## BEGIN RECORDED INFORMATION

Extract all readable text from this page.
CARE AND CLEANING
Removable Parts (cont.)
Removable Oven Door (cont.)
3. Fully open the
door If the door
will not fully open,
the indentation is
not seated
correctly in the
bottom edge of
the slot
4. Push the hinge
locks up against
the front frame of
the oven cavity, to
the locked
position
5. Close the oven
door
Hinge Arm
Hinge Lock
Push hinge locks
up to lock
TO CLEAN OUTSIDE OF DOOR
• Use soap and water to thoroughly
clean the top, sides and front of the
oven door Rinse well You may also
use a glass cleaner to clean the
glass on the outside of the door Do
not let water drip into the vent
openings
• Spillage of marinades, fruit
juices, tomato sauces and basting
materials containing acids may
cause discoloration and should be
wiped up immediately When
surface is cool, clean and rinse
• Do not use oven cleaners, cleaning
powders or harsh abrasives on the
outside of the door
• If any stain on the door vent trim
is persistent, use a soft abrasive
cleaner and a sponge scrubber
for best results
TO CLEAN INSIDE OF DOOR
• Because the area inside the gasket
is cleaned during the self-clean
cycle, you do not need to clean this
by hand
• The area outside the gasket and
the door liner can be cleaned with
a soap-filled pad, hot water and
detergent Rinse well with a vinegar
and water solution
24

## END RECORDED INFORMATION

* EXERCISE AIM *
Each line containing the word "water" counts once; report the total alone.

* RESULT OF THIS TASK *
4